■ **What to do**
Retype each line exactly. Skip images.

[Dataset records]
+ + + +

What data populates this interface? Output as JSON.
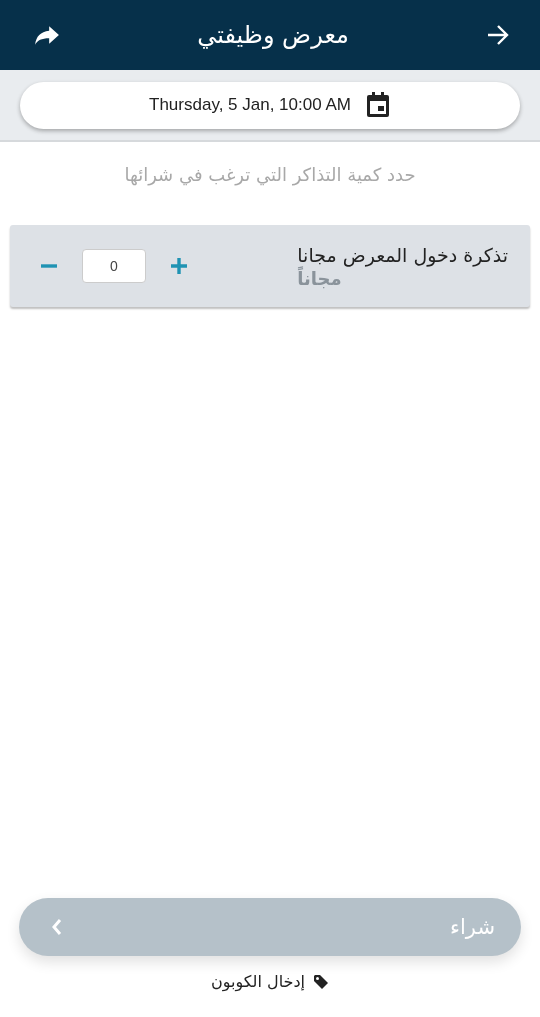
{
  "header": {
    "title": "معرض وظيفتي"
  },
  "date_selector": {
    "value": "Thursday, 5 Jan, 10:00 AM"
  },
  "instruction": "حدد كمية التذاكر التي ترغب في شرائها",
  "tickets": [
    {
      "name": "تذكرة دخول المعرض مجانا",
      "price": "مجاناً",
      "quantity": "0"
    }
  ],
  "buy_button": {
    "label": "شراء",
    "disabled": true
  },
  "coupon_link": "إدخال الكوبون"
}
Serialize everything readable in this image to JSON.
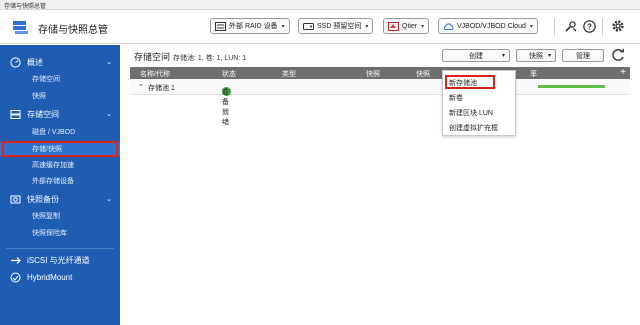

+ + + +

■ **Full answer**
What data populates this interface? Output as JSON.
{
  "header": {
    "title": "معرض وظيفتي"
  },
  "date_selector": {
    "value": "Thursday, 5 Jan, 10:00 AM"
  },
  "instruction": "حدد كمية التذاكر التي ترغب في شرائها",
  "tickets": [
    {
      "name": "تذكرة دخول المعرض مجانا",
      "price": "مجاناً",
      "quantity": "0"
    }
  ],
  "buy_button": {
    "label": "شراء",
    "disabled": true
  },
  "coupon_link": "إدخال الكوبون"
}
Serialize everything readable in this image to JSON.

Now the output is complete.